[START]
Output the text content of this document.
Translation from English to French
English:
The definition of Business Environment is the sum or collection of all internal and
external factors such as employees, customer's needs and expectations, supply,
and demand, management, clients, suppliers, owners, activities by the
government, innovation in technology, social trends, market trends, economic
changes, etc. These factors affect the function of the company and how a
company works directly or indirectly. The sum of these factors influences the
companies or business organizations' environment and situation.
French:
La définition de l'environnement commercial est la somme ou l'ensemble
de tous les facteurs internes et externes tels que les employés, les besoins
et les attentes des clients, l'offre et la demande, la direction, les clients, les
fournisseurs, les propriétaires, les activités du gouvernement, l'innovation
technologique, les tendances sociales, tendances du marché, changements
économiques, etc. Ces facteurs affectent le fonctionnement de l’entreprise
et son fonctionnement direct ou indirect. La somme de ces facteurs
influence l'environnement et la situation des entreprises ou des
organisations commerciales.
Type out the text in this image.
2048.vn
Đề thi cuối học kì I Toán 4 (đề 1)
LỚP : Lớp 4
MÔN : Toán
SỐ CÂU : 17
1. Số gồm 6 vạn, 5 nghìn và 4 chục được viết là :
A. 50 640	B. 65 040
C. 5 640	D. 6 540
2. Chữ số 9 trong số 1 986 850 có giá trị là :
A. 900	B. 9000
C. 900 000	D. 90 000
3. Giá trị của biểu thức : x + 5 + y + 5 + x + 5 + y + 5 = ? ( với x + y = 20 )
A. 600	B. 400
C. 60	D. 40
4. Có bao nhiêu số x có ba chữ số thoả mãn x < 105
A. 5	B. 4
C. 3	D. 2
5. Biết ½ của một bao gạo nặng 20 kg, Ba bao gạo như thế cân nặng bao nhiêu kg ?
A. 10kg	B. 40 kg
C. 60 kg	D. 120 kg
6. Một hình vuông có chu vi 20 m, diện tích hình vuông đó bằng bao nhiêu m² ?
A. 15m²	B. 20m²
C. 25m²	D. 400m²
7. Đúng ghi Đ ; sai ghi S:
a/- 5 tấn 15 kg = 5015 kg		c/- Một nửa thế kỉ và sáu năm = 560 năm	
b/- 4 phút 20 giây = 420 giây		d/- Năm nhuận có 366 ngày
[END]
Reproduce each record exactly as it appears.

Output the text content of this document.
Translation from English to French
English:
The definition of Business Environment is the sum or collection of all internal and
external factors such as employees, customer's needs and expectations, supply,
and demand, management, clients, suppliers, owners, activities by the
government, innovation in technology, social trends, market trends, economic
changes, etc. These factors affect the function of the company and how a
company works directly or indirectly. The sum of these factors influences the
companies or business organizations' environment and situation.
French:
La définition de l'environnement commercial est la somme ou l'ensemble
de tous les facteurs internes et externes tels que les employés, les besoins
et les attentes des clients, l'offre et la demande, la direction, les clients, les
fournisseurs, les propriétaires, les activités du gouvernement, l'innovation
technologique, les tendances sociales, tendances du marché, changements
économiques, etc. Ces facteurs affectent le fonctionnement de l’entreprise
et son fonctionnement direct ou indirect. La somme de ces facteurs
influence l'environnement et la situation des entreprises ou des
organisations commerciales.
Type out the text in this image.
2048.vn
Đề thi cuối học kì I Toán 4 (đề 1)
LỚP : Lớp 4
MÔN : Toán
SỐ CÂU : 17
1. Số gồm 6 vạn, 5 nghìn và 4 chục được viết là :
A. 50 640	B. 65 040
C. 5 640	D. 6 540
2. Chữ số 9 trong số 1 986 850 có giá trị là :
A. 900	B. 9000
C. 900 000	D. 90 000
3. Giá trị của biểu thức : x + 5 + y + 5 + x + 5 + y + 5 = ? ( với x + y = 20 )
A. 600	B. 400
C. 60	D. 40
4. Có bao nhiêu số x có ba chữ số thoả mãn x < 105
A. 5	B. 4
C. 3	D. 2
5. Biết ½ của một bao gạo nặng 20 kg, Ba bao gạo như thế cân nặng bao nhiêu kg ?
A. 10kg	B. 40 kg
C. 60 kg	D. 120 kg
6. Một hình vuông có chu vi 20 m, diện tích hình vuông đó bằng bao nhiêu m² ?
A. 15m²	B. 20m²
C. 25m²	D. 400m²
7. Đúng ghi Đ ; sai ghi S:
a/- 5 tấn 15 kg = 5015 kg		c/- Một nửa thế kỉ và sáu năm = 560 năm	
b/- 4 phút 20 giây = 420 giây		d/- Năm nhuận có 366 ngày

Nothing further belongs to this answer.